▶ Dataset listings of figures
────

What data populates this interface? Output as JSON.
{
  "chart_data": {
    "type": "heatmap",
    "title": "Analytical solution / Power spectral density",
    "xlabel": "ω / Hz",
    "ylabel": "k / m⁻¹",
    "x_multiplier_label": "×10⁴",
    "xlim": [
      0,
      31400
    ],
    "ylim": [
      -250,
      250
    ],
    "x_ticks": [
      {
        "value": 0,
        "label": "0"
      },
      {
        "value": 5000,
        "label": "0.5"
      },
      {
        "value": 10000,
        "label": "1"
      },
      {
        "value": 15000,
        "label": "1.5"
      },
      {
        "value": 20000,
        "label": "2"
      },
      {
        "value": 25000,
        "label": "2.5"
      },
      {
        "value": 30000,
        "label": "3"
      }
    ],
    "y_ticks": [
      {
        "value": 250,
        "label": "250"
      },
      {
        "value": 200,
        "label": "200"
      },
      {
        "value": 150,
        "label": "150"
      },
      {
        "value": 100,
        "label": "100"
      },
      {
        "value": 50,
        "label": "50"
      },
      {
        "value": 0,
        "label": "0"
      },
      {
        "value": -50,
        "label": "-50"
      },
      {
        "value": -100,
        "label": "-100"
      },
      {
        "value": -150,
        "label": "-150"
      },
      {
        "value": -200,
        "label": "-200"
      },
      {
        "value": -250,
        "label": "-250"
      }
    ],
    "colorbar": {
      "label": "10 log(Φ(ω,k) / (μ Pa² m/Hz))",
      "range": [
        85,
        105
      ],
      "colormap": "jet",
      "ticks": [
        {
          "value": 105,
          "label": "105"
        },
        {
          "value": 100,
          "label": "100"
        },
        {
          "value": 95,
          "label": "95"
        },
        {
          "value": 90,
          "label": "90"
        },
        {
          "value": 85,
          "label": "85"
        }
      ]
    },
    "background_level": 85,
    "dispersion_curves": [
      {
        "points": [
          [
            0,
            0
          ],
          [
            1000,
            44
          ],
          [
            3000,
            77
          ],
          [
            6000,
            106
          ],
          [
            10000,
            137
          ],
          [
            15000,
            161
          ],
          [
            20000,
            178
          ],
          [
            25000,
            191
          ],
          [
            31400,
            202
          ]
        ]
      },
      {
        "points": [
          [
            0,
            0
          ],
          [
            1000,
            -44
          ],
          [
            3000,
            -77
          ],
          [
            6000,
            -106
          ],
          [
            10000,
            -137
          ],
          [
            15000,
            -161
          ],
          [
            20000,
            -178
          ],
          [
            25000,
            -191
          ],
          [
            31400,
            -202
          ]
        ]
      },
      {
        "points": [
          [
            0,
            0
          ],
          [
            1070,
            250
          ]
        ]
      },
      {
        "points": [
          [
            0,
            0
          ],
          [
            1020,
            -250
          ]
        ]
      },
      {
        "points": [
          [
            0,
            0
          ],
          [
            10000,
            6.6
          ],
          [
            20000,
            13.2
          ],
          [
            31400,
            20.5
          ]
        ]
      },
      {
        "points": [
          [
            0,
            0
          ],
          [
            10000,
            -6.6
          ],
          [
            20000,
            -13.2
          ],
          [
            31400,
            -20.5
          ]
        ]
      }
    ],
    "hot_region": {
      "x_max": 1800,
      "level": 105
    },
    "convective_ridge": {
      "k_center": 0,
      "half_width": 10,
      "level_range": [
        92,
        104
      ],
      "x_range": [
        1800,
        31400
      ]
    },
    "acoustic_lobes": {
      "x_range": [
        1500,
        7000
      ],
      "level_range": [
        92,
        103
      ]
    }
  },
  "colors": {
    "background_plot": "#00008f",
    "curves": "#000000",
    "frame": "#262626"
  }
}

────

▶ Directions for this task
Recopy all the lines exactly as they appear.

▶ Task response
What data populates this interface? Output as JSON.
{
  "chart_data": {
    "type": "heatmap",
    "title": "Analytical solution / Power spectral density",
    "xlabel": "ω / Hz",
    "ylabel": "k / m⁻¹",
    "x_multiplier_label": "×10⁴",
    "xlim": [
      0,
      31400
    ],
    "ylim": [
      -250,
      250
    ],
    "x_ticks": [
      {
        "value": 0,
        "label": "0"
      },
      {
        "value": 5000,
        "label": "0.5"
      },
      {
        "value": 10000,
        "label": "1"
      },
      {
        "value": 15000,
        "label": "1.5"
      },
      {
        "value": 20000,
        "label": "2"
      },
      {
        "value": 25000,
        "label": "2.5"
      },
      {
        "value": 30000,
        "label": "3"
      }
    ],
    "y_ticks": [
      {
        "value": 250,
        "label": "250"
      },
      {
        "value": 200,
        "label": "200"
      },
      {
        "value": 150,
        "label": "150"
      },
      {
        "value": 100,
        "label": "100"
      },
      {
        "value": 50,
        "label": "50"
      },
      {
        "value": 0,
        "label": "0"
      },
      {
        "value": -50,
        "label": "-50"
      },
      {
        "value": -100,
        "label": "-100"
      },
      {
        "value": -150,
        "label": "-150"
      },
      {
        "value": -200,
        "label": "-200"
      },
      {
        "value": -250,
        "label": "-250"
      }
    ],
    "colorbar": {
      "label": "10 log(Φ(ω,k) / (μ Pa² m/Hz))",
      "range": [
        85,
        105
      ],
      "colormap": "jet",
      "ticks": [
        {
          "value": 105,
          "label": "105"
        },
        {
          "value": 100,
          "label": "100"
        },
        {
          "value": 95,
          "label": "95"
        },
        {
          "value": 90,
          "label": "90"
        },
        {
          "value": 85,
          "label": "85"
        }
      ]
    },
    "background_level": 85,
    "dispersion_curves": [
      {
        "points": [
          [
            0,
            0
          ],
          [
            1000,
            44
          ],
          [
            3000,
            77
          ],
          [
            6000,
            106
          ],
          [
            10000,
            137
          ],
          [
            15000,
            161
          ],
          [
            20000,
            178
          ],
          [
            25000,
            191
          ],
          [
            31400,
            202
          ]
        ]
      },
      {
        "points": [
          [
            0,
            0
          ],
          [
            1000,
            -44
          ],
          [
            3000,
            -77
          ],
          [
            6000,
            -106
          ],
          [
            10000,
            -137
          ],
          [
            15000,
            -161
          ],
          [
            20000,
            -178
          ],
          [
            25000,
            -191
          ],
          [
            31400,
            -202
          ]
        ]
      },
      {
        "points": [
          [
            0,
            0
          ],
          [
            1070,
            250
          ]
        ]
      },
      {
        "points": [
          [
            0,
            0
          ],
          [
            1020,
            -250
          ]
        ]
      },
      {
        "points": [
          [
            0,
            0
          ],
          [
            10000,
            6.6
          ],
          [
            20000,
            13.2
          ],
          [
            31400,
            20.5
          ]
        ]
      },
      {
        "points": [
          [
            0,
            0
          ],
          [
            10000,
            -6.6
          ],
          [
            20000,
            -13.2
          ],
          [
            31400,
            -20.5
          ]
        ]
      }
    ],
    "hot_region": {
      "x_max": 1800,
      "level": 105
    },
    "convective_ridge": {
      "k_center": 0,
      "half_width": 10,
      "level_range": [
        92,
        104
      ],
      "x_range": [
        1800,
        31400
      ]
    },
    "acoustic_lobes": {
      "x_range": [
        1500,
        7000
      ],
      "level_range": [
        92,
        103
      ]
    }
  },
  "colors": {
    "background_plot": "#00008f",
    "curves": "#000000",
    "frame": "#262626"
  }
}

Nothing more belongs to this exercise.